═══ Material for this task ═══

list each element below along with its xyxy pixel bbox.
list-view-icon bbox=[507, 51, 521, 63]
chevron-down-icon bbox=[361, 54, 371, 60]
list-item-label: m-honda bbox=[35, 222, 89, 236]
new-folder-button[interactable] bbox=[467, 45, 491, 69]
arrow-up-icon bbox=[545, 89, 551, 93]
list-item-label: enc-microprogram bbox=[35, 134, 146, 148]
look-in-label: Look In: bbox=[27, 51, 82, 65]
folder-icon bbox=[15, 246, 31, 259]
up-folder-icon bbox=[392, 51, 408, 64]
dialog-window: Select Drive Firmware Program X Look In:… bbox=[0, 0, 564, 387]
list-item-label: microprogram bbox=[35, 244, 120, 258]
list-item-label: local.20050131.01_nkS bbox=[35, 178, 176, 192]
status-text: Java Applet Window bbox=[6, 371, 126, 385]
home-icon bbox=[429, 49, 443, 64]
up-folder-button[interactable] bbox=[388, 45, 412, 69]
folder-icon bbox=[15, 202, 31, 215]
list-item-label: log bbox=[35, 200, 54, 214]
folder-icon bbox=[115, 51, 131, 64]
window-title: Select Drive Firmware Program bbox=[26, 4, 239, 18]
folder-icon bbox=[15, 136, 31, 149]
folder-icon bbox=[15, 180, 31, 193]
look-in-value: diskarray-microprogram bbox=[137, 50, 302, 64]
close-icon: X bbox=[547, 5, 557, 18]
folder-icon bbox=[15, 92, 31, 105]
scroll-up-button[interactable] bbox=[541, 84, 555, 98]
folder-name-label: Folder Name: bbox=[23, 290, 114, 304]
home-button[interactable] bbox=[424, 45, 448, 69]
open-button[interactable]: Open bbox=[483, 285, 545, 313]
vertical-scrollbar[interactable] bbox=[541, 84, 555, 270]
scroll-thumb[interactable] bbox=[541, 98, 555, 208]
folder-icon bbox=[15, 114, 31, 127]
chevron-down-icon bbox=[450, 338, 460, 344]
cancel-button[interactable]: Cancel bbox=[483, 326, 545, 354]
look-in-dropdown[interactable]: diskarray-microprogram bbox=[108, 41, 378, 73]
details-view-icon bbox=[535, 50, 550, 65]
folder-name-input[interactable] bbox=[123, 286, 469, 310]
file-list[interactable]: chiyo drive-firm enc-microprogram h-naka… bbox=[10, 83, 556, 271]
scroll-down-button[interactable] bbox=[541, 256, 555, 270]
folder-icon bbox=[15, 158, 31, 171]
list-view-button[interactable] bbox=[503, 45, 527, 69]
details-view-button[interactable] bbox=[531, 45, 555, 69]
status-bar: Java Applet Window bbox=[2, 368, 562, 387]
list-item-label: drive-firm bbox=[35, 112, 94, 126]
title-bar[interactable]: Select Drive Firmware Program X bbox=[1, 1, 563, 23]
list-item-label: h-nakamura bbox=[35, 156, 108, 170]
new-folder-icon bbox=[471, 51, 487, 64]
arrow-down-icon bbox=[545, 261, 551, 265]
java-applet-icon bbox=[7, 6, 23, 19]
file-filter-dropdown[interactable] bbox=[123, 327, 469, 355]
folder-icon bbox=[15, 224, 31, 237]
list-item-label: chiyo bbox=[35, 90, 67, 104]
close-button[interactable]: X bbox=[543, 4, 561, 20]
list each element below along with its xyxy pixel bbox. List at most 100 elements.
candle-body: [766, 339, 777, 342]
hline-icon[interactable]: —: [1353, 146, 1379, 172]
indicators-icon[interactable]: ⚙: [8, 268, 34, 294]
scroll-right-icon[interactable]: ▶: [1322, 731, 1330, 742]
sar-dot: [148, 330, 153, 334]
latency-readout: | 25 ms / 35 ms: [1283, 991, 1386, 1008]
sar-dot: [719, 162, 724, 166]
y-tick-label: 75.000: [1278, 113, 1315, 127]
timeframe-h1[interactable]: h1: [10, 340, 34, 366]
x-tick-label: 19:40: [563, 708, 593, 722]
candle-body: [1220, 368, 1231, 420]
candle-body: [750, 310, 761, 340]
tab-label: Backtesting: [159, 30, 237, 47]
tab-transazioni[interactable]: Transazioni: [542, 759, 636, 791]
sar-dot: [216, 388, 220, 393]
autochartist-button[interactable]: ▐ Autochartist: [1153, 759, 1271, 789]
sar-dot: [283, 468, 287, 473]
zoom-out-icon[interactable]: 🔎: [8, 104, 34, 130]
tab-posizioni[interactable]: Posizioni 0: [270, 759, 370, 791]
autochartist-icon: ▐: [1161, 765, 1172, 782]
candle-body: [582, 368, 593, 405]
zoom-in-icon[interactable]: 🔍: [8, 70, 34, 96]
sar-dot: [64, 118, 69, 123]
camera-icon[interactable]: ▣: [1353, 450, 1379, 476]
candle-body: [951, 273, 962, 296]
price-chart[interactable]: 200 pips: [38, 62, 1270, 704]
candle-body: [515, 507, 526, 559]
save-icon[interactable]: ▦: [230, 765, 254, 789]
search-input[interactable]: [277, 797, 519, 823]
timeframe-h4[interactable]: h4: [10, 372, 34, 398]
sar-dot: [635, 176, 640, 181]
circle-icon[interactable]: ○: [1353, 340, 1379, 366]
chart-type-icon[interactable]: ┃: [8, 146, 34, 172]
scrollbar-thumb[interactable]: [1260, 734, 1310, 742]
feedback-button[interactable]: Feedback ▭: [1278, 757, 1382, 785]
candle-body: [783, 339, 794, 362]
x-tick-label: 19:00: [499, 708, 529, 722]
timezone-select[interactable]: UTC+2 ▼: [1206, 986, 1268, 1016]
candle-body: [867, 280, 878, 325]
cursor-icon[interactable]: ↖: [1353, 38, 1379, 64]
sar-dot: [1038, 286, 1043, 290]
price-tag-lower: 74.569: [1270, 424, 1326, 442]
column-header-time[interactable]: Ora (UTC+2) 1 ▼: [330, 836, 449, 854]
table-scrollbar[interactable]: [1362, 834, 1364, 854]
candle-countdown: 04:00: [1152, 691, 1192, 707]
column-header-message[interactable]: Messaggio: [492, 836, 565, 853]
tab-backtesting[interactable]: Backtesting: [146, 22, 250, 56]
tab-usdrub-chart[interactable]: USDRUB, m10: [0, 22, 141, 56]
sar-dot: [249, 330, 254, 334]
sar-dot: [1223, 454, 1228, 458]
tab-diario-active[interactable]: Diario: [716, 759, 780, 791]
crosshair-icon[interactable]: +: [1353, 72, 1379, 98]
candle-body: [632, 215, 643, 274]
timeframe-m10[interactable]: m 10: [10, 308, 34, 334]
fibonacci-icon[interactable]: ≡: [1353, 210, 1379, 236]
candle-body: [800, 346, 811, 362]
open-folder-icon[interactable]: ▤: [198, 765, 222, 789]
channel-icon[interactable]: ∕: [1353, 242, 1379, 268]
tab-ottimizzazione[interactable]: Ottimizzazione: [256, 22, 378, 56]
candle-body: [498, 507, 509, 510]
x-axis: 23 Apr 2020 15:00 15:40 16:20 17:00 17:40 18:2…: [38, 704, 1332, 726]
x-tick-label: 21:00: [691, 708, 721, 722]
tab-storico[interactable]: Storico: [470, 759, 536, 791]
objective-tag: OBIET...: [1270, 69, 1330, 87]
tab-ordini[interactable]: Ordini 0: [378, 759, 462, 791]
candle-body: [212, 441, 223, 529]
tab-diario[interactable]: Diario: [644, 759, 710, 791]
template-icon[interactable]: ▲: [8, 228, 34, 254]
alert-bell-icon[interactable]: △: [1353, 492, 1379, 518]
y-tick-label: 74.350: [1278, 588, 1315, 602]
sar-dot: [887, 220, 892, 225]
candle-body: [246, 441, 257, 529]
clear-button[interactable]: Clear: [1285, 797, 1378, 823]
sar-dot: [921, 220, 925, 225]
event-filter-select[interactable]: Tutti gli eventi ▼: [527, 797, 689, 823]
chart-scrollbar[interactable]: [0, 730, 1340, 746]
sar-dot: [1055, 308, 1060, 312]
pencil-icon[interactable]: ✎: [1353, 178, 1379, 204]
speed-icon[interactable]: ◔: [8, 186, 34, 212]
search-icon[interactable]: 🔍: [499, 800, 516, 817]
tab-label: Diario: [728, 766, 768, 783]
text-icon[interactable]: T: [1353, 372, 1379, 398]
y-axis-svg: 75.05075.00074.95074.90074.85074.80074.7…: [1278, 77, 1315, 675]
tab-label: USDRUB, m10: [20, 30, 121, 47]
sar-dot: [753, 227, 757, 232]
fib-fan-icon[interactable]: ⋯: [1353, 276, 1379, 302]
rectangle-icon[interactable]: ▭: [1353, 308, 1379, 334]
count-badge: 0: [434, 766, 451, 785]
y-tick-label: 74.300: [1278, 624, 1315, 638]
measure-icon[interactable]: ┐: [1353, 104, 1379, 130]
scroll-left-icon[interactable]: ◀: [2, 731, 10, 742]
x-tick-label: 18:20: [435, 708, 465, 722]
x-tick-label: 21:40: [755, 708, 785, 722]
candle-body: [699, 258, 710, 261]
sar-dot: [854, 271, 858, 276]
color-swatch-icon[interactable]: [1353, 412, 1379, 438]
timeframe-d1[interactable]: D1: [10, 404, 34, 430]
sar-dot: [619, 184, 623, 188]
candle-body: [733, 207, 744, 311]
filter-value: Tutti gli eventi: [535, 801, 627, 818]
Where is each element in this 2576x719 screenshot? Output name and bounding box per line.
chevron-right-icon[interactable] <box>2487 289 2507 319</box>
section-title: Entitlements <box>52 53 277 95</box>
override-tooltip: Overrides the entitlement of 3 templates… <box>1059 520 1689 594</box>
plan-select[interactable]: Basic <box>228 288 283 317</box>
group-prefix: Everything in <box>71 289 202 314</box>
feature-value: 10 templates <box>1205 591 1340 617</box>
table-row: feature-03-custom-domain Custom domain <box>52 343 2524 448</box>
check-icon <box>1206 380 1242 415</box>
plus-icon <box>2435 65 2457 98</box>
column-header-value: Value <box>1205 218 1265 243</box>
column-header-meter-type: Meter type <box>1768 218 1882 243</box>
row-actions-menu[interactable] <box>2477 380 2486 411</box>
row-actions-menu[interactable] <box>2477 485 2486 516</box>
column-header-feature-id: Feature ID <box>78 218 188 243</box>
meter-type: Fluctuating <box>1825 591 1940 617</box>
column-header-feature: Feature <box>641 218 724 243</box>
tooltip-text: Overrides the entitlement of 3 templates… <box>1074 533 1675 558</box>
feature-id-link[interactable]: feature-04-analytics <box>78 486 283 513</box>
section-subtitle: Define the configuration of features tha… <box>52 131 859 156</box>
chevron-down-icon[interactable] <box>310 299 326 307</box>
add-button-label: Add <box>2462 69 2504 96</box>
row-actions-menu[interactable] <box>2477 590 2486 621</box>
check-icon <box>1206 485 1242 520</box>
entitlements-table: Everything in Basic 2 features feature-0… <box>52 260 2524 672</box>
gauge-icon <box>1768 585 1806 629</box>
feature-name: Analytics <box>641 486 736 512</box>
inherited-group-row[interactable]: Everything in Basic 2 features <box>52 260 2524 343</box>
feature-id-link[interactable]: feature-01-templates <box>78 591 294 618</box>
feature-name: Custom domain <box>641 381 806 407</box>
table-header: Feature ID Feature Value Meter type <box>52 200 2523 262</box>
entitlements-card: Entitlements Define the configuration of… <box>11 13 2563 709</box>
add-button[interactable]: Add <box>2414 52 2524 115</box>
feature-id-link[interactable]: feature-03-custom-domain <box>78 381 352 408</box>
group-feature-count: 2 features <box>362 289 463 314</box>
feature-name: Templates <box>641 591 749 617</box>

═══

■ **Task**: Could you swap every "list-item-label" for "entry-label" in the items from the very first line through the line containing "home-icon bbox=[429, 49, 443, 64]", inclusive, and give back only those lines with everything else left as is?

■ **Problem solution**:
list each element below along with its xyxy pixel bbox.
list-view-icon bbox=[507, 51, 521, 63]
chevron-down-icon bbox=[361, 54, 371, 60]
entry-label: m-honda bbox=[35, 222, 89, 236]
new-folder-button[interactable] bbox=[467, 45, 491, 69]
arrow-up-icon bbox=[545, 89, 551, 93]
entry-label: enc-microprogram bbox=[35, 134, 146, 148]
look-in-label: Look In: bbox=[27, 51, 82, 65]
folder-icon bbox=[15, 246, 31, 259]
up-folder-icon bbox=[392, 51, 408, 64]
dialog-window: Select Drive Firmware Program X Look In:… bbox=[0, 0, 564, 387]
entry-label: microprogram bbox=[35, 244, 120, 258]
entry-label: local.20050131.01_nkS bbox=[35, 178, 176, 192]
status-text: Java Applet Window bbox=[6, 371, 126, 385]
home-icon bbox=[429, 49, 443, 64]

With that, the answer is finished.